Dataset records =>
↓↓↓
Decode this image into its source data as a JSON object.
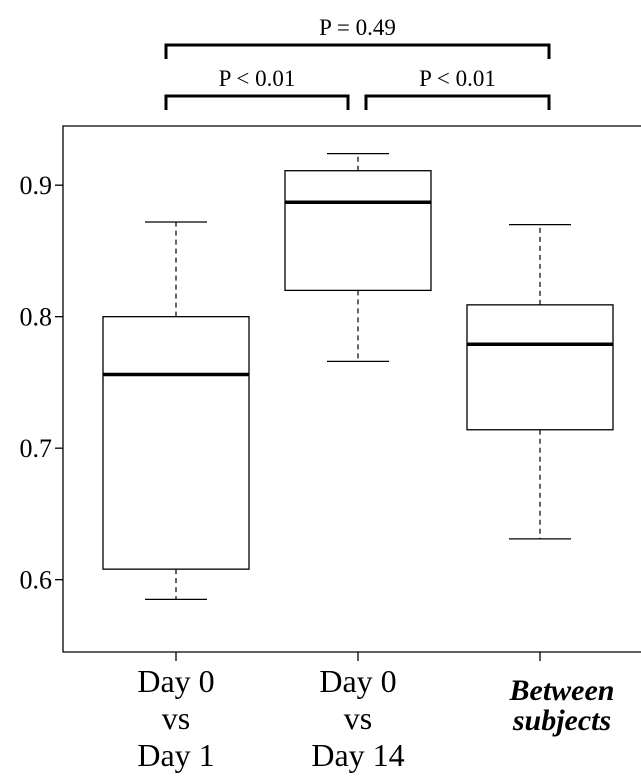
{
  "chart_data": {
    "type": "box",
    "title": "",
    "xlabel": "",
    "ylabel": "",
    "ylim": [
      0.545,
      0.945
    ],
    "yticks": [
      0.6,
      0.7,
      0.8,
      0.9
    ],
    "ytick_labels": [
      "0.6",
      "0.7",
      "0.8",
      "0.9"
    ],
    "grid": false,
    "categories": [
      {
        "lines": [
          "Day 0",
          "vs",
          "Day 1"
        ],
        "emphasis": false
      },
      {
        "lines": [
          "Day 0",
          "vs",
          "Day 14"
        ],
        "emphasis": false
      },
      {
        "lines": [
          "Between",
          "subjects"
        ],
        "emphasis": true
      }
    ],
    "boxes": [
      {
        "whisker_low": 0.585,
        "q1": 0.608,
        "median": 0.756,
        "q3": 0.8,
        "whisker_high": 0.872
      },
      {
        "whisker_low": 0.766,
        "q1": 0.82,
        "median": 0.887,
        "q3": 0.911,
        "whisker_high": 0.924
      },
      {
        "whisker_low": 0.631,
        "q1": 0.714,
        "median": 0.779,
        "q3": 0.809,
        "whisker_high": 0.87
      }
    ],
    "comparisons": [
      {
        "from": 0,
        "to": 1,
        "label": "P  < 0.01",
        "level": 1
      },
      {
        "from": 1,
        "to": 2,
        "label": "P  < 0.01",
        "level": 1
      },
      {
        "from": 0,
        "to": 2,
        "label": "P = 0.49",
        "level": 2
      }
    ]
  }
}
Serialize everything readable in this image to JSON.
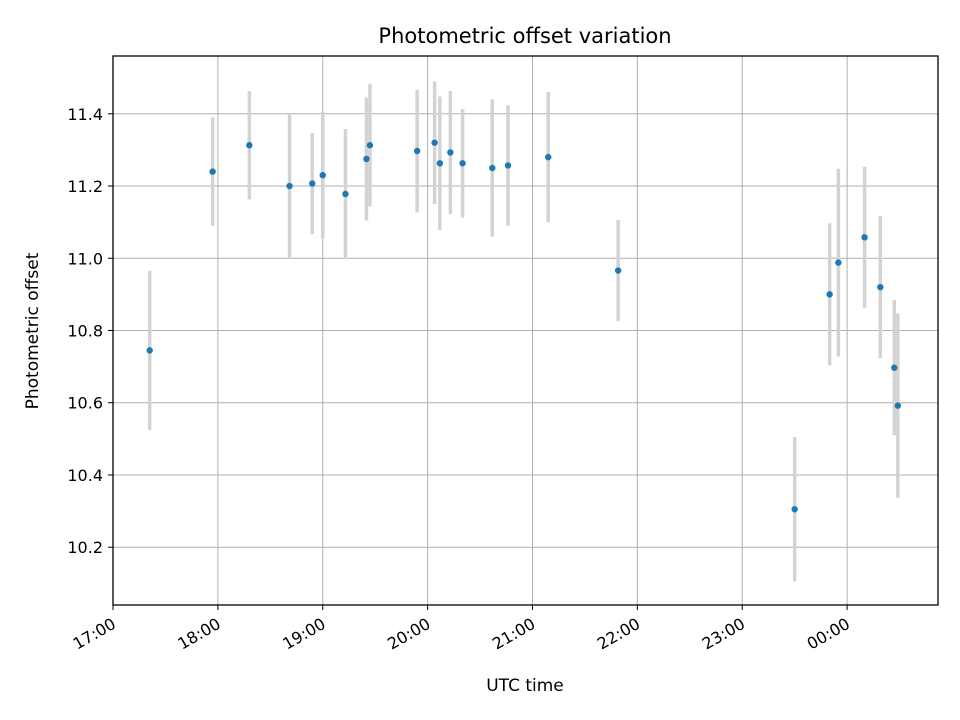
{
  "chart_data": {
    "type": "scatter",
    "title": "Photometric offset variation",
    "xlabel": "UTC time",
    "ylabel": "Photometric offset",
    "grid": true,
    "x_ticks": [
      "17:00",
      "18:00",
      "19:00",
      "20:00",
      "21:00",
      "22:00",
      "23:00",
      "00:00"
    ],
    "x_range": [
      "17:00",
      "00:52"
    ],
    "y_ticks": [
      "10.2",
      "10.4",
      "10.6",
      "10.8",
      "11.0",
      "11.2",
      "11.4"
    ],
    "ylim": [
      10.04,
      11.56
    ],
    "colors": {
      "point": "#1f77b4",
      "errorbar": "#d3d3d3",
      "grid": "#b0b0b0"
    },
    "points": [
      {
        "x": "17:21",
        "y": 10.745,
        "err": 0.22
      },
      {
        "x": "17:57",
        "y": 11.24,
        "err": 0.15
      },
      {
        "x": "18:18",
        "y": 11.313,
        "err": 0.15
      },
      {
        "x": "18:41",
        "y": 11.2,
        "err": 0.2
      },
      {
        "x": "18:54",
        "y": 11.207,
        "err": 0.14
      },
      {
        "x": "19:00",
        "y": 11.23,
        "err": 0.175
      },
      {
        "x": "19:13",
        "y": 11.178,
        "err": 0.18
      },
      {
        "x": "19:25",
        "y": 11.275,
        "err": 0.17
      },
      {
        "x": "19:27",
        "y": 11.313,
        "err": 0.17
      },
      {
        "x": "19:54",
        "y": 11.297,
        "err": 0.17
      },
      {
        "x": "20:04",
        "y": 11.32,
        "err": 0.17
      },
      {
        "x": "20:07",
        "y": 11.263,
        "err": 0.185
      },
      {
        "x": "20:13",
        "y": 11.293,
        "err": 0.17
      },
      {
        "x": "20:20",
        "y": 11.263,
        "err": 0.15
      },
      {
        "x": "20:37",
        "y": 11.25,
        "err": 0.19
      },
      {
        "x": "20:46",
        "y": 11.257,
        "err": 0.167
      },
      {
        "x": "21:09",
        "y": 11.28,
        "err": 0.18
      },
      {
        "x": "21:49",
        "y": 10.966,
        "err": 0.14
      },
      {
        "x": "23:30",
        "y": 10.305,
        "err": 0.2
      },
      {
        "x": "23:50",
        "y": 10.9,
        "err": 0.197
      },
      {
        "x": "23:55",
        "y": 10.988,
        "err": 0.26
      },
      {
        "x": "00:10",
        "y": 11.058,
        "err": 0.195
      },
      {
        "x": "00:19",
        "y": 10.92,
        "err": 0.197
      },
      {
        "x": "00:27",
        "y": 10.697,
        "err": 0.187
      },
      {
        "x": "00:29",
        "y": 10.592,
        "err": 0.255
      }
    ]
  }
}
↑↑↑
Transcribe the material as is, with images omitted.

Decode this image into its source data as a JSON object.
{
  "chart_data": {
    "type": "box",
    "title": "",
    "xlabel": "",
    "ylabel": "",
    "ylim": [
      0.545,
      0.945
    ],
    "yticks": [
      0.6,
      0.7,
      0.8,
      0.9
    ],
    "ytick_labels": [
      "0.6",
      "0.7",
      "0.8",
      "0.9"
    ],
    "grid": false,
    "categories": [
      {
        "lines": [
          "Day 0",
          "vs",
          "Day 1"
        ],
        "emphasis": false
      },
      {
        "lines": [
          "Day 0",
          "vs",
          "Day 14"
        ],
        "emphasis": false
      },
      {
        "lines": [
          "Between",
          "subjects"
        ],
        "emphasis": true
      }
    ],
    "boxes": [
      {
        "whisker_low": 0.585,
        "q1": 0.608,
        "median": 0.756,
        "q3": 0.8,
        "whisker_high": 0.872
      },
      {
        "whisker_low": 0.766,
        "q1": 0.82,
        "median": 0.887,
        "q3": 0.911,
        "whisker_high": 0.924
      },
      {
        "whisker_low": 0.631,
        "q1": 0.714,
        "median": 0.779,
        "q3": 0.809,
        "whisker_high": 0.87
      }
    ],
    "comparisons": [
      {
        "from": 0,
        "to": 1,
        "label": "P  < 0.01",
        "level": 1
      },
      {
        "from": 1,
        "to": 2,
        "label": "P  < 0.01",
        "level": 1
      },
      {
        "from": 0,
        "to": 2,
        "label": "P = 0.49",
        "level": 2
      }
    ]
  }
}
Serialize everything readable in this image to JSON.
{
  "chart_data": {
    "type": "scatter",
    "title": "Photometric offset variation",
    "xlabel": "UTC time",
    "ylabel": "Photometric offset",
    "grid": true,
    "x_ticks": [
      "17:00",
      "18:00",
      "19:00",
      "20:00",
      "21:00",
      "22:00",
      "23:00",
      "00:00"
    ],
    "x_range": [
      "17:00",
      "00:52"
    ],
    "y_ticks": [
      "10.2",
      "10.4",
      "10.6",
      "10.8",
      "11.0",
      "11.2",
      "11.4"
    ],
    "ylim": [
      10.04,
      11.56
    ],
    "colors": {
      "point": "#1f77b4",
      "errorbar": "#d3d3d3",
      "grid": "#b0b0b0"
    },
    "points": [
      {
        "x": "17:21",
        "y": 10.745,
        "err": 0.22
      },
      {
        "x": "17:57",
        "y": 11.24,
        "err": 0.15
      },
      {
        "x": "18:18",
        "y": 11.313,
        "err": 0.15
      },
      {
        "x": "18:41",
        "y": 11.2,
        "err": 0.2
      },
      {
        "x": "18:54",
        "y": 11.207,
        "err": 0.14
      },
      {
        "x": "19:00",
        "y": 11.23,
        "err": 0.175
      },
      {
        "x": "19:13",
        "y": 11.178,
        "err": 0.18
      },
      {
        "x": "19:25",
        "y": 11.275,
        "err": 0.17
      },
      {
        "x": "19:27",
        "y": 11.313,
        "err": 0.17
      },
      {
        "x": "19:54",
        "y": 11.297,
        "err": 0.17
      },
      {
        "x": "20:04",
        "y": 11.32,
        "err": 0.17
      },
      {
        "x": "20:07",
        "y": 11.263,
        "err": 0.185
      },
      {
        "x": "20:13",
        "y": 11.293,
        "err": 0.17
      },
      {
        "x": "20:20",
        "y": 11.263,
        "err": 0.15
      },
      {
        "x": "20:37",
        "y": 11.25,
        "err": 0.19
      },
      {
        "x": "20:46",
        "y": 11.257,
        "err": 0.167
      },
      {
        "x": "21:09",
        "y": 11.28,
        "err": 0.18
      },
      {
        "x": "21:49",
        "y": 10.966,
        "err": 0.14
      },
      {
        "x": "23:30",
        "y": 10.305,
        "err": 0.2
      },
      {
        "x": "23:50",
        "y": 10.9,
        "err": 0.197
      },
      {
        "x": "23:55",
        "y": 10.988,
        "err": 0.26
      },
      {
        "x": "00:10",
        "y": 11.058,
        "err": 0.195
      },
      {
        "x": "00:19",
        "y": 10.92,
        "err": 0.197
      },
      {
        "x": "00:27",
        "y": 10.697,
        "err": 0.187
      },
      {
        "x": "00:29",
        "y": 10.592,
        "err": 0.255
      }
    ]
  }
}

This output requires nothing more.